Begin Exercise input

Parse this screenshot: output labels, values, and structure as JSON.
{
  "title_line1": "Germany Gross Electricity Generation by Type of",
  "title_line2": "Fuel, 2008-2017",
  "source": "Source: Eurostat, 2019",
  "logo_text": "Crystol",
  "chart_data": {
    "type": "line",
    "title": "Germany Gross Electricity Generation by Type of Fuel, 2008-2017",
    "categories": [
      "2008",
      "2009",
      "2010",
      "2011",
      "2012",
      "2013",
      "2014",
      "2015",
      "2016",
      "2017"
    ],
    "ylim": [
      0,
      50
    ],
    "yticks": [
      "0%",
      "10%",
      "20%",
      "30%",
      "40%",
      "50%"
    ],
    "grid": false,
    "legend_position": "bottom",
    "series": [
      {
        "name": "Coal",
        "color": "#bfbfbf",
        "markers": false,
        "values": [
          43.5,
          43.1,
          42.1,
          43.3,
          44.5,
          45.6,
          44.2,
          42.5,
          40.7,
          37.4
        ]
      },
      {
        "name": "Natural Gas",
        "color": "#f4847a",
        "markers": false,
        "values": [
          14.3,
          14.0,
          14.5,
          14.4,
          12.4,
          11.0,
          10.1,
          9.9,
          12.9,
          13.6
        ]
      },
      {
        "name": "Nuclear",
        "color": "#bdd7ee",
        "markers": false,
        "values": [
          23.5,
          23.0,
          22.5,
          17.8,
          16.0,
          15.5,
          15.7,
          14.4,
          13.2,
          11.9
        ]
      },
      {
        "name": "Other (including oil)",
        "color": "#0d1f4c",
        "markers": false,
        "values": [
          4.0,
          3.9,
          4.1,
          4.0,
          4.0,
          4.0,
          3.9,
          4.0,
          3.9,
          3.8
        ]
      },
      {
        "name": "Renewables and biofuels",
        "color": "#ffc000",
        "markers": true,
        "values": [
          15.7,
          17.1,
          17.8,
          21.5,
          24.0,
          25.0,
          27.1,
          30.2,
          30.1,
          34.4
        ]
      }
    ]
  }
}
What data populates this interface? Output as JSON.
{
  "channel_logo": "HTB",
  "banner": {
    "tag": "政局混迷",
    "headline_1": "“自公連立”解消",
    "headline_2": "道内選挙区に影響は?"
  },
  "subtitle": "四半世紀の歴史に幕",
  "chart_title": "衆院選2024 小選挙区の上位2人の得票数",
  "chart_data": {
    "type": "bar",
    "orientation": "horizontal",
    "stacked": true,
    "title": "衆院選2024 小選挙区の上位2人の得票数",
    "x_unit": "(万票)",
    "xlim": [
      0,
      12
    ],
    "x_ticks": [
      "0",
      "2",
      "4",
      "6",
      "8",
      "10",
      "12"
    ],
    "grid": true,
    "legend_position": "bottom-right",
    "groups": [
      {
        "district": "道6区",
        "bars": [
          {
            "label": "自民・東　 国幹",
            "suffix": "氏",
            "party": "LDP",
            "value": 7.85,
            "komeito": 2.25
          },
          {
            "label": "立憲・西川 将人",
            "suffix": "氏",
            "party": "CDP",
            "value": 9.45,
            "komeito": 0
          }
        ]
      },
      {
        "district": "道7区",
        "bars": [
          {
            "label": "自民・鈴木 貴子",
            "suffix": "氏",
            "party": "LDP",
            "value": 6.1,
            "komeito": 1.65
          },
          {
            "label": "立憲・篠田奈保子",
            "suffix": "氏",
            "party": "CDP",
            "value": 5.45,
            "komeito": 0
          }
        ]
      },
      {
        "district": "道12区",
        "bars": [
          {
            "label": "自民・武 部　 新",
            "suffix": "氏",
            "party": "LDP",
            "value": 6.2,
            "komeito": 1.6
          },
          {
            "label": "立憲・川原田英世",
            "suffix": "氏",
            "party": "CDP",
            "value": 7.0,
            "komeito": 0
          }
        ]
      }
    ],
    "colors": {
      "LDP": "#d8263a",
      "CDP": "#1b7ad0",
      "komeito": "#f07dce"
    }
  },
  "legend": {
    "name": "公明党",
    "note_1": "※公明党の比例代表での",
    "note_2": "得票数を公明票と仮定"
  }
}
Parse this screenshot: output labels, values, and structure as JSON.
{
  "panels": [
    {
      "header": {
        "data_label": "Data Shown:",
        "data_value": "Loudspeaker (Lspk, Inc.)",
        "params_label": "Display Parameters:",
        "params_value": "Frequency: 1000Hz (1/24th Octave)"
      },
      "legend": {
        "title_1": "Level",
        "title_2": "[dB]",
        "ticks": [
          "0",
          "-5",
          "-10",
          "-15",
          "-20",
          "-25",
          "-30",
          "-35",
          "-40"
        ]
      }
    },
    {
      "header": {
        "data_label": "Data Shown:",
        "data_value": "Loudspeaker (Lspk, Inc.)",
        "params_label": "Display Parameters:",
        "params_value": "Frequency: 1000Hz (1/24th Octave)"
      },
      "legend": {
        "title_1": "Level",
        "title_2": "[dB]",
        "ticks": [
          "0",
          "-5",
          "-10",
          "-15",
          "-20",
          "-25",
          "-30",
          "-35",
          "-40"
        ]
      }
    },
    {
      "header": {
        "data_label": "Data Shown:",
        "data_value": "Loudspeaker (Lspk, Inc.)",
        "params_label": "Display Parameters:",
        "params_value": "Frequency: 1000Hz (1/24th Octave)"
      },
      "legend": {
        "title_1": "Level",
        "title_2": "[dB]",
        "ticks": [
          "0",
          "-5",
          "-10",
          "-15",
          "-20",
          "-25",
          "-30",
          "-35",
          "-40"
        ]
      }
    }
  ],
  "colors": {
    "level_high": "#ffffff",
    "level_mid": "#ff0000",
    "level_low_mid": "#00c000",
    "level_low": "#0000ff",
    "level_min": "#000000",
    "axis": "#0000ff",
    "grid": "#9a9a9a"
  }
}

End Exercise input

Repeat each entry word for word.

- _Written response_:
Parse this screenshot: output labels, values, and structure as JSON.
{
  "title_line1": "Germany Gross Electricity Generation by Type of",
  "title_line2": "Fuel, 2008-2017",
  "source": "Source: Eurostat, 2019",
  "logo_text": "Crystol",
  "chart_data": {
    "type": "line",
    "title": "Germany Gross Electricity Generation by Type of Fuel, 2008-2017",
    "categories": [
      "2008",
      "2009",
      "2010",
      "2011",
      "2012",
      "2013",
      "2014",
      "2015",
      "2016",
      "2017"
    ],
    "ylim": [
      0,
      50
    ],
    "yticks": [
      "0%",
      "10%",
      "20%",
      "30%",
      "40%",
      "50%"
    ],
    "grid": false,
    "legend_position": "bottom",
    "series": [
      {
        "name": "Coal",
        "color": "#bfbfbf",
        "markers": false,
        "values": [
          43.5,
          43.1,
          42.1,
          43.3,
          44.5,
          45.6,
          44.2,
          42.5,
          40.7,
          37.4
        ]
      },
      {
        "name": "Natural Gas",
        "color": "#f4847a",
        "markers": false,
        "values": [
          14.3,
          14.0,
          14.5,
          14.4,
          12.4,
          11.0,
          10.1,
          9.9,
          12.9,
          13.6
        ]
      },
      {
        "name": "Nuclear",
        "color": "#bdd7ee",
        "markers": false,
        "values": [
          23.5,
          23.0,
          22.5,
          17.8,
          16.0,
          15.5,
          15.7,
          14.4,
          13.2,
          11.9
        ]
      },
      {
        "name": "Other (including oil)",
        "color": "#0d1f4c",
        "markers": false,
        "values": [
          4.0,
          3.9,
          4.1,
          4.0,
          4.0,
          4.0,
          3.9,
          4.0,
          3.9,
          3.8
        ]
      },
      {
        "name": "Renewables and biofuels",
        "color": "#ffc000",
        "markers": true,
        "values": [
          15.7,
          17.1,
          17.8,
          21.5,
          24.0,
          25.0,
          27.1,
          30.2,
          30.1,
          34.4
        ]
      }
    ]
  }
}
What data populates this interface? Output as JSON.
{
  "channel_logo": "HTB",
  "banner": {
    "tag": "政局混迷",
    "headline_1": "“自公連立”解消",
    "headline_2": "道内選挙区に影響は?"
  },
  "subtitle": "四半世紀の歴史に幕",
  "chart_title": "衆院選2024 小選挙区の上位2人の得票数",
  "chart_data": {
    "type": "bar",
    "orientation": "horizontal",
    "stacked": true,
    "title": "衆院選2024 小選挙区の上位2人の得票数",
    "x_unit": "(万票)",
    "xlim": [
      0,
      12
    ],
    "x_ticks": [
      "0",
      "2",
      "4",
      "6",
      "8",
      "10",
      "12"
    ],
    "grid": true,
    "legend_position": "bottom-right",
    "groups": [
      {
        "district": "道6区",
        "bars": [
          {
            "label": "自民・東　 国幹",
            "suffix": "氏",
            "party": "LDP",
            "value": 7.85,
            "komeito": 2.25
          },
          {
            "label": "立憲・西川 将人",
            "suffix": "氏",
            "party": "CDP",
            "value": 9.45,
            "komeito": 0
          }
        ]
      },
      {
        "district": "道7区",
        "bars": [
          {
            "label": "自民・鈴木 貴子",
            "suffix": "氏",
            "party": "LDP",
            "value": 6.1,
            "komeito": 1.65
          },
          {
            "label": "立憲・篠田奈保子",
            "suffix": "氏",
            "party": "CDP",
            "value": 5.45,
            "komeito": 0
          }
        ]
      },
      {
        "district": "道12区",
        "bars": [
          {
            "label": "自民・武 部　 新",
            "suffix": "氏",
            "party": "LDP",
            "value": 6.2,
            "komeito": 1.6
          },
          {
            "label": "立憲・川原田英世",
            "suffix": "氏",
            "party": "CDP",
            "value": 7.0,
            "komeito": 0
          }
        ]
      }
    ],
    "colors": {
      "LDP": "#d8263a",
      "CDP": "#1b7ad0",
      "komeito": "#f07dce"
    }
  },
  "legend": {
    "name": "公明党",
    "note_1": "※公明党の比例代表での",
    "note_2": "得票数を公明票と仮定"
  }
}
Parse this screenshot: output labels, values, and structure as JSON.
{
  "panels": [
    {
      "header": {
        "data_label": "Data Shown:",
        "data_value": "Loudspeaker (Lspk, Inc.)",
        "params_label": "Display Parameters:",
        "params_value": "Frequency: 1000Hz (1/24th Octave)"
      },
      "legend": {
        "title_1": "Level",
        "title_2": "[dB]",
        "ticks": [
          "0",
          "-5",
          "-10",
          "-15",
          "-20",
          "-25",
          "-30",
          "-35",
          "-40"
        ]
      }
    },
    {
      "header": {
        "data_label": "Data Shown:",
        "data_value": "Loudspeaker (Lspk, Inc.)",
        "params_label": "Display Parameters:",
        "params_value": "Frequency: 1000Hz (1/24th Octave)"
      },
      "legend": {
        "title_1": "Level",
        "title_2": "[dB]",
        "ticks": [
          "0",
          "-5",
          "-10",
          "-15",
          "-20",
          "-25",
          "-30",
          "-35",
          "-40"
        ]
      }
    },
    {
      "header": {
        "data_label": "Data Shown:",
        "data_value": "Loudspeaker (Lspk, Inc.)",
        "params_label": "Display Parameters:",
        "params_value": "Frequency: 1000Hz (1/24th Octave)"
      },
      "legend": {
        "title_1": "Level",
        "title_2": "[dB]",
        "ticks": [
          "0",
          "-5",
          "-10",
          "-15",
          "-20",
          "-25",
          "-30",
          "-35",
          "-40"
        ]
      }
    }
  ],
  "colors": {
    "level_high": "#ffffff",
    "level_mid": "#ff0000",
    "level_low_mid": "#00c000",
    "level_low": "#0000ff",
    "level_min": "#000000",
    "axis": "#0000ff",
    "grid": "#9a9a9a"
  }
}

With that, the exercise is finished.